Problem to work on
Give the data below again exactly as it stands. Omit the pictures.

Data for this exercise
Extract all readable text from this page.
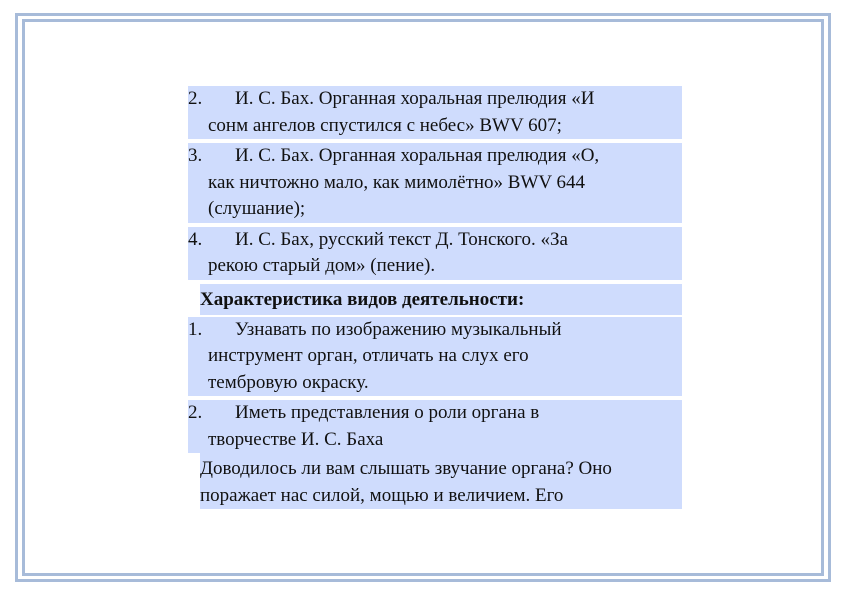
2. И. С. Бах. Органная хоральная прелюдия «И
сонм ангелов спустился с небес» BWV 607;
3. И. С. Бах. Органная хоральная прелюдия «О,
как ничтожно мало, как мимолётно» BWV 644
(слушание);
4. И. С. Бах, русский текст Д. Тонского. «За
рекою старый дом» (пение).
Характеристика видов деятельности:
1. Узнавать по изображению музыкальный
инструмент орган, отличать на слух его
тембровую окраску.
2. Иметь представления о роли органа в
творчестве И. С. Баха
Доводилось ли вам слышать звучание органа? Оно
поражает нас силой, мощью и величием. Его
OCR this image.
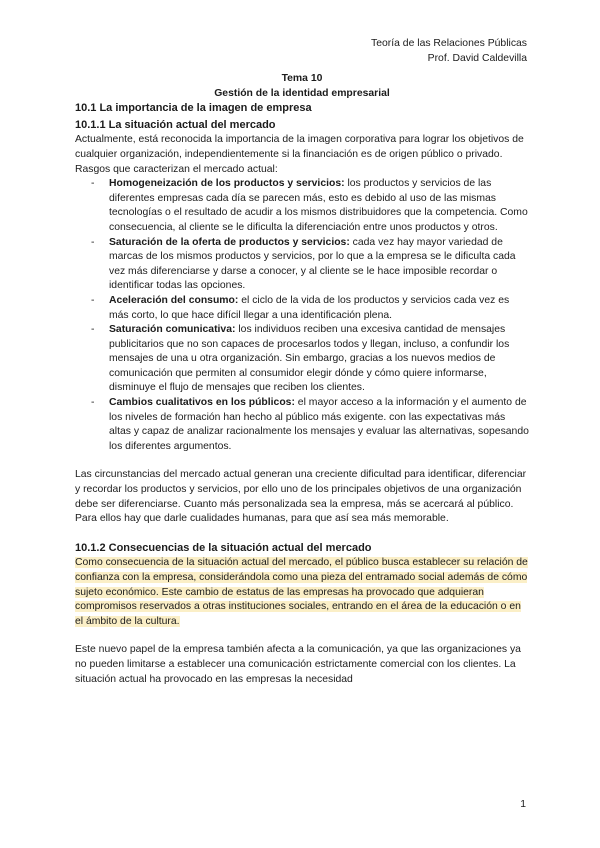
Teoría de las Relaciones Públicas
Prof. David Caldevilla
Tema 10
Gestión de la identidad empresarial
10.1 La importancia de la imagen de empresa
10.1.1 La situación actual del mercado

Actualmente, está reconocida la importancia de la imagen corporativa para lograr los objetivos de cualquier organización, independientemente si la financiación es de origen público o privado.

Rasgos que caracterizan el mercado actual:

- Homogeneización de los productos y servicios: los productos y servicios de las diferentes empresas cada día se parecen más, esto es debido al uso de las mismas tecnologías o el resultado de acudir a los mismos distribuidores que la competencia. Como consecuencia, al cliente se le dificulta la diferenciación entre unos productos y otros.
- Saturación de la oferta de productos y servicios: cada vez hay mayor variedad de marcas de los mismos productos y servicios, por lo que a la empresa se le dificulta cada vez más diferenciarse y darse a conocer, y al cliente se le hace imposible recordar o identificar todas las opciones.
- Aceleración del consumo: el ciclo de la vida de los productos y servicios cada vez es más corto, lo que hace difícil llegar a una identificación plena.
- Saturación comunicativa: los individuos reciben una excesiva cantidad de mensajes publicitarios que no son capaces de procesarlos todos y llegan, incluso, a confundir los mensajes de una u otra organización. Sin embargo, gracias a los nuevos medios de comunicación que permiten al consumidor elegir dónde y cómo quiere informarse, disminuye el flujo de mensajes que reciben los clientes.
- Cambios cualitativos en los públicos: el mayor acceso a la información y el aumento de los niveles de formación han hecho al público más exigente. con las expectativas más altas y capaz de analizar racionalmente los mensajes y evaluar las alternativas, sopesando los diferentes argumentos.

Las circunstancias del mercado actual generan una creciente dificultad para identificar, diferenciar y recordar los productos y servicios, por ello uno de los principales objetivos de una organización debe ser diferenciarse. Cuanto más personalizada sea la empresa, más se acercará al público. Para ellos hay que darle cualidades humanas, para que así sea más memorable.

10.1.2 Consecuencias de la situación actual del mercado

Como consecuencia de la situación actual del mercado, el público busca establecer su relación de confianza con la empresa, considerándola como una pieza del entramado social además de cómo sujeto económico. Este cambio de estatus de las empresas ha provocado que adquieran compromisos reservados a otras instituciones sociales, entrando en el área de la educación o en el ámbito de la cultura.

Este nuevo papel de la empresa también afecta a la comunicación, ya que las organizaciones ya no pueden limitarse a establecer una comunicación estrictamente comercial con los clientes. La situación actual ha provocado en las empresas la necesidad

1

Exercise output
Extract all readable text from this page.
2. И. С. Бах. Органная хоральная прелюдия «И
сонм ангелов спустился с небес» BWV 607;
3. И. С. Бах. Органная хоральная прелюдия «О,
как ничтожно мало, как мимолётно» BWV 644
(слушание);
4. И. С. Бах, русский текст Д. Тонского. «За
рекою старый дом» (пение).
Характеристика видов деятельности:
1. Узнавать по изображению музыкальный
инструмент орган, отличать на слух его
тембровую окраску.
2. Иметь представления о роли органа в
творчестве И. С. Баха
Доводилось ли вам слышать звучание органа? Оно
поражает нас силой, мощью и величием. Его
OCR this image.
Teoría de las Relaciones Públicas
Prof. David Caldevilla
Tema 10
Gestión de la identidad empresarial
10.1 La importancia de la imagen de empresa
10.1.1 La situación actual del mercado

Actualmente, está reconocida la importancia de la imagen corporativa para lograr los objetivos de cualquier organización, independientemente si la financiación es de origen público o privado.

Rasgos que caracterizan el mercado actual:

- Homogeneización de los productos y servicios: los productos y servicios de las diferentes empresas cada día se parecen más, esto es debido al uso de las mismas tecnologías o el resultado de acudir a los mismos distribuidores que la competencia. Como consecuencia, al cliente se le dificulta la diferenciación entre unos productos y otros.
- Saturación de la oferta de productos y servicios: cada vez hay mayor variedad de marcas de los mismos productos y servicios, por lo que a la empresa se le dificulta cada vez más diferenciarse y darse a conocer, y al cliente se le hace imposible recordar o identificar todas las opciones.
- Aceleración del consumo: el ciclo de la vida de los productos y servicios cada vez es más corto, lo que hace difícil llegar a una identificación plena.
- Saturación comunicativa: los individuos reciben una excesiva cantidad de mensajes publicitarios que no son capaces de procesarlos todos y llegan, incluso, a confundir los mensajes de una u otra organización. Sin embargo, gracias a los nuevos medios de comunicación que permiten al consumidor elegir dónde y cómo quiere informarse, disminuye el flujo de mensajes que reciben los clientes.
- Cambios cualitativos en los públicos: el mayor acceso a la información y el aumento de los niveles de formación han hecho al público más exigente. con las expectativas más altas y capaz de analizar racionalmente los mensajes y evaluar las alternativas, sopesando los diferentes argumentos.

Las circunstancias del mercado actual generan una creciente dificultad para identificar, diferenciar y recordar los productos y servicios, por ello uno de los principales objetivos de una organización debe ser diferenciarse. Cuanto más personalizada sea la empresa, más se acercará al público. Para ellos hay que darle cualidades humanas, para que así sea más memorable.

10.1.2 Consecuencias de la situación actual del mercado

Como consecuencia de la situación actual del mercado, el público busca establecer su relación de confianza con la empresa, considerándola como una pieza del entramado social además de cómo sujeto económico. Este cambio de estatus de las empresas ha provocado que adquieran compromisos reservados a otras instituciones sociales, entrando en el área de la educación o en el ámbito de la cultura.

Este nuevo papel de la empresa también afecta a la comunicación, ya que las organizaciones ya no pueden limitarse a establecer una comunicación estrictamente comercial con los clientes. La situación actual ha provocado en las empresas la necesidad

1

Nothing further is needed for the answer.